[start of Material for this task]

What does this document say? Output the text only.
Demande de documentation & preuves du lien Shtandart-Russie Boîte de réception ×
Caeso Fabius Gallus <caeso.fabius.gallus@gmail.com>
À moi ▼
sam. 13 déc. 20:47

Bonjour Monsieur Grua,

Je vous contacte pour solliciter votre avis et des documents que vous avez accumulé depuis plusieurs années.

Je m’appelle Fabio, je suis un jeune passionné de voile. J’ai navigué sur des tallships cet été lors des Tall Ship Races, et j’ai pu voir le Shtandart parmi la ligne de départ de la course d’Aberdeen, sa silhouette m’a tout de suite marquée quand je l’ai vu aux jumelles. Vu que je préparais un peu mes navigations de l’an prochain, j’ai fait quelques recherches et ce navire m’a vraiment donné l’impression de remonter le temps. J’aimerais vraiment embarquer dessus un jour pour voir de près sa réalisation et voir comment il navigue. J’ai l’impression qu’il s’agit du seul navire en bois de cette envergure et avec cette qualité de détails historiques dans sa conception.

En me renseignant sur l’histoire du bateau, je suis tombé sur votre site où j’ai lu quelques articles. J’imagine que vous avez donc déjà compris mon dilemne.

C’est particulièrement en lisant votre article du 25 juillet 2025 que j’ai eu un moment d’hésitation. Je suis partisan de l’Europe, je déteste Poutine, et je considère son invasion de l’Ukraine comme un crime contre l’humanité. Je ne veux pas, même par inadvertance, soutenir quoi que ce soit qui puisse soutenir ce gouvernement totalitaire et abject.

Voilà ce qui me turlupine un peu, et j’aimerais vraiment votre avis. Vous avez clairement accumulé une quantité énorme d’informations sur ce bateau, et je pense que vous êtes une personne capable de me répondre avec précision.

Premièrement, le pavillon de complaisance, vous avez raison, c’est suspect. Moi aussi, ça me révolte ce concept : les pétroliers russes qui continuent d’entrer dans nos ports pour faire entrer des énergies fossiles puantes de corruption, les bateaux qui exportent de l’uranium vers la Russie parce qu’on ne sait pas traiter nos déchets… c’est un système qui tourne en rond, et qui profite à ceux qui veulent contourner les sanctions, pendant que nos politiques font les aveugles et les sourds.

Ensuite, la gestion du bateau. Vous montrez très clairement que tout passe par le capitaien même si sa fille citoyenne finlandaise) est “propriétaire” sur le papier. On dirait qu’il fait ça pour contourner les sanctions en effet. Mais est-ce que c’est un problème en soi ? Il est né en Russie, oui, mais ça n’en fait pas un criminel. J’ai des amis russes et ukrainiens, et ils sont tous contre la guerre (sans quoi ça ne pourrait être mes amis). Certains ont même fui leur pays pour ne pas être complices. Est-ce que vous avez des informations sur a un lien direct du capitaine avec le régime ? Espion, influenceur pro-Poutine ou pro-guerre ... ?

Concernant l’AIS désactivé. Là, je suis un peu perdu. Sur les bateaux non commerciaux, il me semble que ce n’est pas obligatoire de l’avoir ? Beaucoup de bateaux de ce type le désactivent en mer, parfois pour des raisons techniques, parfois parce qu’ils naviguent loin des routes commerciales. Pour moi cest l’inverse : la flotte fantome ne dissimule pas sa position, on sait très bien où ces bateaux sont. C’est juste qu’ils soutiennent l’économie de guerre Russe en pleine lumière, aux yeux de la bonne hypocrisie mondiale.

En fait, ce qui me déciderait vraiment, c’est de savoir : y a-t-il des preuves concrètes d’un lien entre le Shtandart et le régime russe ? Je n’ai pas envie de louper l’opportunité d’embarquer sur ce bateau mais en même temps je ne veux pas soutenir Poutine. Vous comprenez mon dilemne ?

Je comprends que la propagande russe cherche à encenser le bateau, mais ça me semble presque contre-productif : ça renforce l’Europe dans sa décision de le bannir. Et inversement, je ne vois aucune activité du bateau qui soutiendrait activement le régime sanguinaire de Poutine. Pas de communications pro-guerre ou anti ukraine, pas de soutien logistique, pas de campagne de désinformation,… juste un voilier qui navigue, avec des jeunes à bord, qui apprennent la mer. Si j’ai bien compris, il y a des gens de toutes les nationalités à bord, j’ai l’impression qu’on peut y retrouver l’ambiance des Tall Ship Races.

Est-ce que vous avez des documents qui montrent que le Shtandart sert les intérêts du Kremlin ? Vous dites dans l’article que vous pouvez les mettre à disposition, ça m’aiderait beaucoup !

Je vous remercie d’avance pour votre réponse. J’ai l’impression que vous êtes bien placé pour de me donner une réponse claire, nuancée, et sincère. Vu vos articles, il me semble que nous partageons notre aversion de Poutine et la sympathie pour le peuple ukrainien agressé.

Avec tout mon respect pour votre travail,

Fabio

[end of Material for this task]

◆ Given exercise ◆
Scan the listing above for the word "impression" and copy every line that holds it.

◆ Expected answer ◆
Je m’appelle Fabio, je suis un jeune passionné de voile. J’ai navigué sur des tallships cet été lors des Tall Ship Races, et j’ai pu voir le Shtandart parmi la ligne de départ de la course d’Aberdeen, sa silhouette m’a tout de suite marquée quand je l’ai vu aux jumelles. Vu que je préparais un peu mes navigations de l’an prochain, j’ai fait quelques recherches et ce navire m’a vraiment donné l’impression de remonter le temps. J’aimerais vraiment embarquer dessus un jour pour voir de près sa réalisation et voir comment il navigue. J’ai l’impression qu’il s’agit du seul navire en bois de cette envergure et avec cette qualité de détails historiques dans sa conception.
Je comprends que la propagande russe cherche à encenser le bateau, mais ça me semble presque contre-productif : ça renforce l’Europe dans sa décision de le bannir. Et inversement, je ne vois aucune activité du bateau qui soutiendrait activement le régime sanguinaire de Poutine. Pas de communications pro-guerre ou anti ukraine, pas de soutien logistique, pas de campagne de désinformation,… juste un voilier qui navigue, avec des jeunes à bord, qui apprennent la mer. Si j’ai bien compris, il y a des gens de toutes les nationalités à bord, j’ai l’impression qu’on peut y retrouver l’ambiance des Tall Ship Races.
Je vous remercie d’avance pour votre réponse. J’ai l’impression que vous êtes bien placé pour de me donner une réponse claire, nuancée, et sincère. Vu vos articles, il me semble que nous partageons notre aversion de Poutine et la sympathie pour le peuple ukrainien agressé.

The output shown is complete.